(Records from a data collection)

● ● ● ● ● ● ●

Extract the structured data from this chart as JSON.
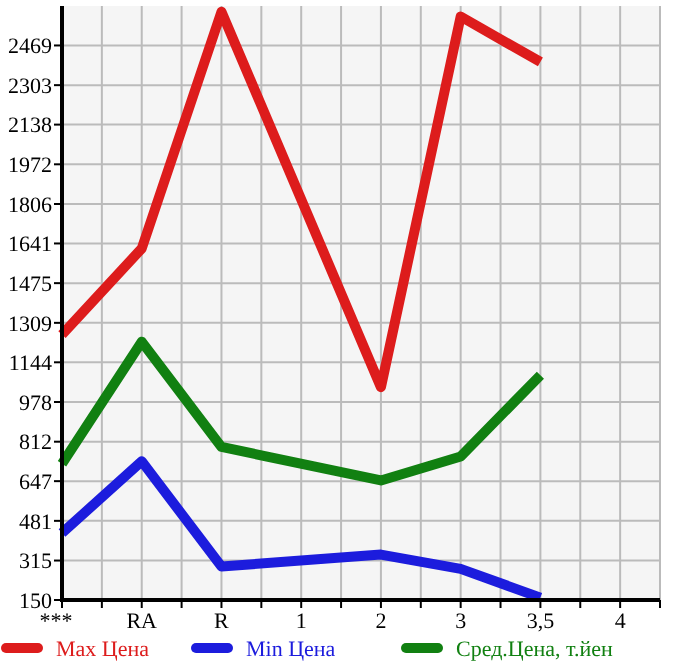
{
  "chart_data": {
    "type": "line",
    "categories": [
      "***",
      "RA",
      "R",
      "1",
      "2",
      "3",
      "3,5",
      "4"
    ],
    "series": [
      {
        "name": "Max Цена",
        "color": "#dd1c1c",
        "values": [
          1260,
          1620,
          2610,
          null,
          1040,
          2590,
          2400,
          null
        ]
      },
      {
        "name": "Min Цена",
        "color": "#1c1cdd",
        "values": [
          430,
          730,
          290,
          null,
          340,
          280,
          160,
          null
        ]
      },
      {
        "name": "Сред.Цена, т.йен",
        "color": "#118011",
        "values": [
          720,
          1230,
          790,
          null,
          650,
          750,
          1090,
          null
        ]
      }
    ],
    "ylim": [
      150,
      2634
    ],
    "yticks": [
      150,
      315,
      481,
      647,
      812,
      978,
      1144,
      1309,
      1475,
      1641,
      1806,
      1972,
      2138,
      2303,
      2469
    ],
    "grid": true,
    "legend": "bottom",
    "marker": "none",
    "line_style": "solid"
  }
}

● ● ● ● ● ● ●

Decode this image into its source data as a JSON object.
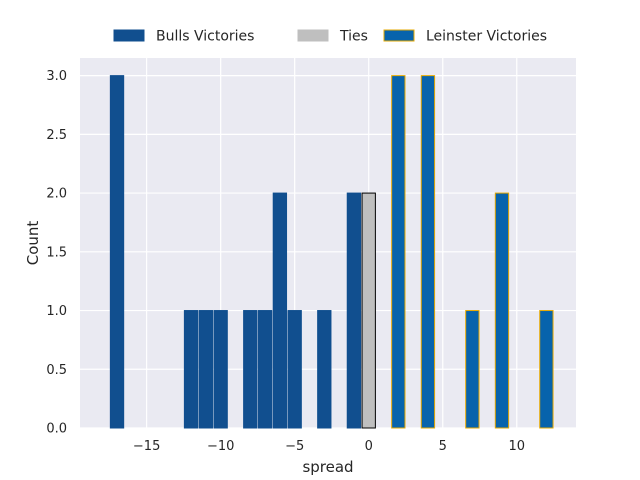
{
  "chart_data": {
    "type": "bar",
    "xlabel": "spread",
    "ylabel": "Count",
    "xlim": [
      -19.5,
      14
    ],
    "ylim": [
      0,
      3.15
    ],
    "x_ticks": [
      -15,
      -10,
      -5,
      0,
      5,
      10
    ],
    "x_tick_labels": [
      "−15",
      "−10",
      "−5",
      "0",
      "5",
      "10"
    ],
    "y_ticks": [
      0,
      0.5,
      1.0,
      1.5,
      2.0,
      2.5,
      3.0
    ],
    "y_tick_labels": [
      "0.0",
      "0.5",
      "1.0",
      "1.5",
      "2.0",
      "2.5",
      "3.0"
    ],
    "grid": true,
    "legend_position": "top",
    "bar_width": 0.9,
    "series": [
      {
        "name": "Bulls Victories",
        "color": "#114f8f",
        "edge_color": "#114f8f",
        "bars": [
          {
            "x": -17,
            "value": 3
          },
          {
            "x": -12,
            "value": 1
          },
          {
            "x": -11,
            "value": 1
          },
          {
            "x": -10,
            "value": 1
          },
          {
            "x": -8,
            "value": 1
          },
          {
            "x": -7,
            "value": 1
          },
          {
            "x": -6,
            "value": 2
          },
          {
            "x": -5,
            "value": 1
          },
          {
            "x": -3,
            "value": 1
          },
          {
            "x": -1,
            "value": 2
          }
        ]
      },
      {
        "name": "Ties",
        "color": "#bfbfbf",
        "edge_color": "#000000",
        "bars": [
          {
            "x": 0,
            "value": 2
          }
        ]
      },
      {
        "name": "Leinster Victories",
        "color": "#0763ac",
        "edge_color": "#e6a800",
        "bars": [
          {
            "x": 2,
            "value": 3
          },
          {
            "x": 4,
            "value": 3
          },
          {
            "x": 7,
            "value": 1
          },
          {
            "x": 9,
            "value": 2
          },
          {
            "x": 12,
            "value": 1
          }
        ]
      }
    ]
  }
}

● ● ● ● ● ● ●

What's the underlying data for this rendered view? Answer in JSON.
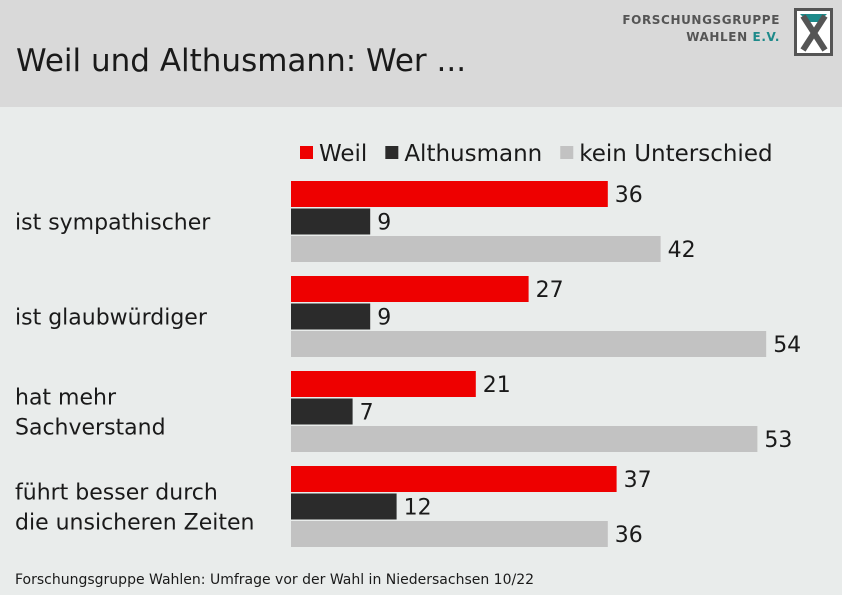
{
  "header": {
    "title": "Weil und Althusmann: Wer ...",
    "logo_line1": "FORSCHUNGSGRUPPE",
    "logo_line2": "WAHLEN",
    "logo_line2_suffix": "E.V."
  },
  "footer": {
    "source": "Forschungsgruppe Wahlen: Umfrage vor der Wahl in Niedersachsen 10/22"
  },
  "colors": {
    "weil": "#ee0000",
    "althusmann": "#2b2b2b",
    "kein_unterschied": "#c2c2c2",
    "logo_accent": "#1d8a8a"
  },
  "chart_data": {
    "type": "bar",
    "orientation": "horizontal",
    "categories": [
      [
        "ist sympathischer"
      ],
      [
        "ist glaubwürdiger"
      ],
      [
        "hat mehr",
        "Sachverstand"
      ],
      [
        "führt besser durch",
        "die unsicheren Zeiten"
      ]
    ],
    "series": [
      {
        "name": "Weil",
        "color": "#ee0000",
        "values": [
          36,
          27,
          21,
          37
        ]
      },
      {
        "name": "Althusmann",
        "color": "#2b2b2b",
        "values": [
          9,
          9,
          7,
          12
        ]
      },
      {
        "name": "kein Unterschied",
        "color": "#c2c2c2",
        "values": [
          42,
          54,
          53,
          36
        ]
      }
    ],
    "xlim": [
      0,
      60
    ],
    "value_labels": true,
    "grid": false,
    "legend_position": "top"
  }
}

● ● ● ● ● ● ●

_GIVEN REQUEST_
Read through the entries and copy every line that includes "name".

_ANSWER IN FULL_
        "name": "Max Цена",
        "name": "Min Цена",
        "name": "Сред.Цена, т.йен",
        "name": "Bulls Victories",
        "name": "Ties",
        "name": "Leinster Victories",
        "name": "Weil",
        "name": "Althusmann",
        "name": "kein Unterschied",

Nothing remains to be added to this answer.